Data items:
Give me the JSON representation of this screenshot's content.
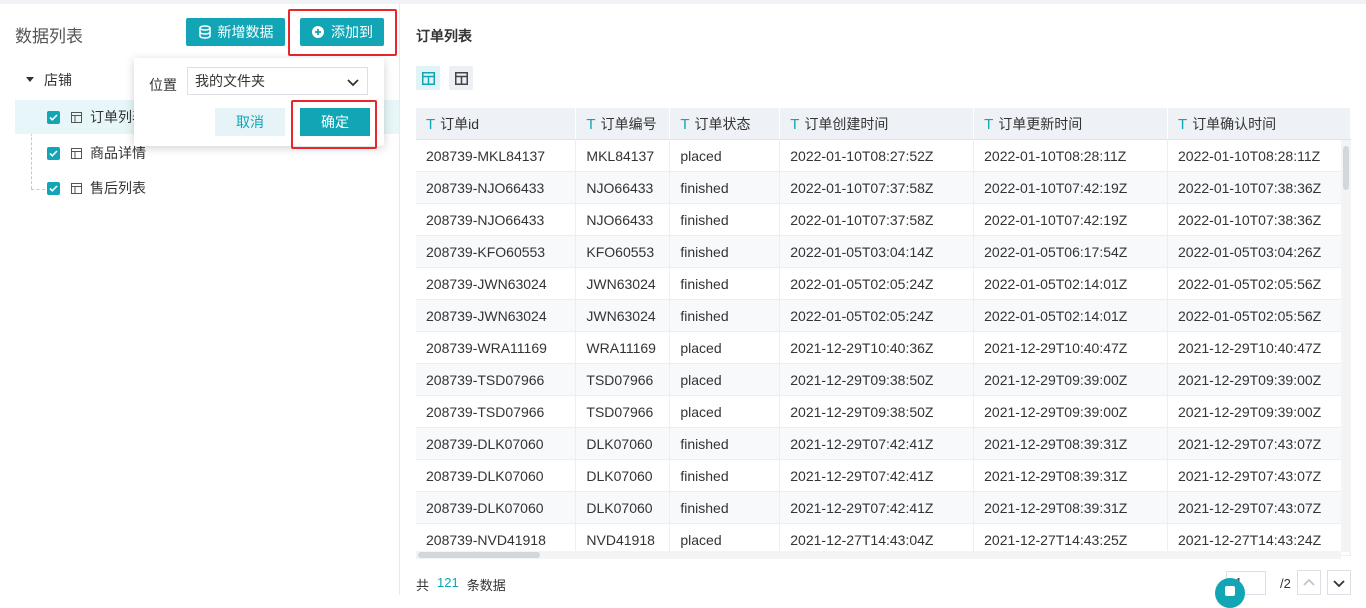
{
  "left": {
    "title": "数据列表",
    "new_data_label": "新增数据",
    "add_to_label": "添加到",
    "tree": {
      "root_label": "店铺",
      "items": [
        {
          "label": "订单列表",
          "checked": true,
          "selected": true
        },
        {
          "label": "商品详情",
          "checked": true,
          "selected": false
        },
        {
          "label": "售后列表",
          "checked": true,
          "selected": false
        }
      ]
    }
  },
  "popover": {
    "location_label": "位置",
    "location_value": "我的文件夹",
    "cancel_label": "取消",
    "confirm_label": "确定"
  },
  "right": {
    "title": "订单列表",
    "columns": [
      "订单id",
      "订单编号",
      "订单状态",
      "订单创建时间",
      "订单更新时间",
      "订单确认时间"
    ],
    "rows": [
      [
        "208739-MKL84137",
        "MKL84137",
        "placed",
        "2022-01-10T08:27:52Z",
        "2022-01-10T08:28:11Z",
        "2022-01-10T08:28:11Z"
      ],
      [
        "208739-NJO66433",
        "NJO66433",
        "finished",
        "2022-01-10T07:37:58Z",
        "2022-01-10T07:42:19Z",
        "2022-01-10T07:38:36Z"
      ],
      [
        "208739-NJO66433",
        "NJO66433",
        "finished",
        "2022-01-10T07:37:58Z",
        "2022-01-10T07:42:19Z",
        "2022-01-10T07:38:36Z"
      ],
      [
        "208739-KFO60553",
        "KFO60553",
        "finished",
        "2022-01-05T03:04:14Z",
        "2022-01-05T06:17:54Z",
        "2022-01-05T03:04:26Z"
      ],
      [
        "208739-JWN63024",
        "JWN63024",
        "finished",
        "2022-01-05T02:05:24Z",
        "2022-01-05T02:14:01Z",
        "2022-01-05T02:05:56Z"
      ],
      [
        "208739-JWN63024",
        "JWN63024",
        "finished",
        "2022-01-05T02:05:24Z",
        "2022-01-05T02:14:01Z",
        "2022-01-05T02:05:56Z"
      ],
      [
        "208739-WRA11169",
        "WRA11169",
        "placed",
        "2021-12-29T10:40:36Z",
        "2021-12-29T10:40:47Z",
        "2021-12-29T10:40:47Z"
      ],
      [
        "208739-TSD07966",
        "TSD07966",
        "placed",
        "2021-12-29T09:38:50Z",
        "2021-12-29T09:39:00Z",
        "2021-12-29T09:39:00Z"
      ],
      [
        "208739-TSD07966",
        "TSD07966",
        "placed",
        "2021-12-29T09:38:50Z",
        "2021-12-29T09:39:00Z",
        "2021-12-29T09:39:00Z"
      ],
      [
        "208739-DLK07060",
        "DLK07060",
        "finished",
        "2021-12-29T07:42:41Z",
        "2021-12-29T08:39:31Z",
        "2021-12-29T07:43:07Z"
      ],
      [
        "208739-DLK07060",
        "DLK07060",
        "finished",
        "2021-12-29T07:42:41Z",
        "2021-12-29T08:39:31Z",
        "2021-12-29T07:43:07Z"
      ],
      [
        "208739-DLK07060",
        "DLK07060",
        "finished",
        "2021-12-29T07:42:41Z",
        "2021-12-29T08:39:31Z",
        "2021-12-29T07:43:07Z"
      ],
      [
        "208739-NVD41918",
        "NVD41918",
        "placed",
        "2021-12-27T14:43:04Z",
        "2021-12-27T14:43:25Z",
        "2021-12-27T14:43:24Z"
      ]
    ],
    "footer": {
      "prefix": "共",
      "total": "121",
      "suffix": "条数据",
      "page_current": "1",
      "page_total": "/2"
    }
  },
  "colors": {
    "accent": "#12a5b6",
    "highlight_box": "#e8262b",
    "selected_row": "#e7f6f8",
    "header_bg": "#eef2f6"
  },
  "icons": [
    "database-icon",
    "plus-circle-icon",
    "caret-down-icon",
    "checkbox-icon",
    "table-icon",
    "chevron-down-icon",
    "card-view-icon",
    "table-view-icon",
    "text-type-icon",
    "chevron-up-icon",
    "help-icon"
  ]
}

→ **What this task involves**
From the records given above, reproduce all text exactly and exclude each picture.

→ **Finished task**
Give me the JSON representation of this screenshot's content.
{
  "left": {
    "title": "数据列表",
    "new_data_label": "新增数据",
    "add_to_label": "添加到",
    "tree": {
      "root_label": "店铺",
      "items": [
        {
          "label": "订单列表",
          "checked": true,
          "selected": true
        },
        {
          "label": "商品详情",
          "checked": true,
          "selected": false
        },
        {
          "label": "售后列表",
          "checked": true,
          "selected": false
        }
      ]
    }
  },
  "popover": {
    "location_label": "位置",
    "location_value": "我的文件夹",
    "cancel_label": "取消",
    "confirm_label": "确定"
  },
  "right": {
    "title": "订单列表",
    "columns": [
      "订单id",
      "订单编号",
      "订单状态",
      "订单创建时间",
      "订单更新时间",
      "订单确认时间"
    ],
    "rows": [
      [
        "208739-MKL84137",
        "MKL84137",
        "placed",
        "2022-01-10T08:27:52Z",
        "2022-01-10T08:28:11Z",
        "2022-01-10T08:28:11Z"
      ],
      [
        "208739-NJO66433",
        "NJO66433",
        "finished",
        "2022-01-10T07:37:58Z",
        "2022-01-10T07:42:19Z",
        "2022-01-10T07:38:36Z"
      ],
      [
        "208739-NJO66433",
        "NJO66433",
        "finished",
        "2022-01-10T07:37:58Z",
        "2022-01-10T07:42:19Z",
        "2022-01-10T07:38:36Z"
      ],
      [
        "208739-KFO60553",
        "KFO60553",
        "finished",
        "2022-01-05T03:04:14Z",
        "2022-01-05T06:17:54Z",
        "2022-01-05T03:04:26Z"
      ],
      [
        "208739-JWN63024",
        "JWN63024",
        "finished",
        "2022-01-05T02:05:24Z",
        "2022-01-05T02:14:01Z",
        "2022-01-05T02:05:56Z"
      ],
      [
        "208739-JWN63024",
        "JWN63024",
        "finished",
        "2022-01-05T02:05:24Z",
        "2022-01-05T02:14:01Z",
        "2022-01-05T02:05:56Z"
      ],
      [
        "208739-WRA11169",
        "WRA11169",
        "placed",
        "2021-12-29T10:40:36Z",
        "2021-12-29T10:40:47Z",
        "2021-12-29T10:40:47Z"
      ],
      [
        "208739-TSD07966",
        "TSD07966",
        "placed",
        "2021-12-29T09:38:50Z",
        "2021-12-29T09:39:00Z",
        "2021-12-29T09:39:00Z"
      ],
      [
        "208739-TSD07966",
        "TSD07966",
        "placed",
        "2021-12-29T09:38:50Z",
        "2021-12-29T09:39:00Z",
        "2021-12-29T09:39:00Z"
      ],
      [
        "208739-DLK07060",
        "DLK07060",
        "finished",
        "2021-12-29T07:42:41Z",
        "2021-12-29T08:39:31Z",
        "2021-12-29T07:43:07Z"
      ],
      [
        "208739-DLK07060",
        "DLK07060",
        "finished",
        "2021-12-29T07:42:41Z",
        "2021-12-29T08:39:31Z",
        "2021-12-29T07:43:07Z"
      ],
      [
        "208739-DLK07060",
        "DLK07060",
        "finished",
        "2021-12-29T07:42:41Z",
        "2021-12-29T08:39:31Z",
        "2021-12-29T07:43:07Z"
      ],
      [
        "208739-NVD41918",
        "NVD41918",
        "placed",
        "2021-12-27T14:43:04Z",
        "2021-12-27T14:43:25Z",
        "2021-12-27T14:43:24Z"
      ]
    ],
    "footer": {
      "prefix": "共",
      "total": "121",
      "suffix": "条数据",
      "page_current": "1",
      "page_total": "/2"
    }
  },
  "colors": {
    "accent": "#12a5b6",
    "highlight_box": "#e8262b",
    "selected_row": "#e7f6f8",
    "header_bg": "#eef2f6"
  },
  "icons": [
    "database-icon",
    "plus-circle-icon",
    "caret-down-icon",
    "checkbox-icon",
    "table-icon",
    "chevron-down-icon",
    "card-view-icon",
    "table-view-icon",
    "text-type-icon",
    "chevron-up-icon",
    "help-icon"
  ]
}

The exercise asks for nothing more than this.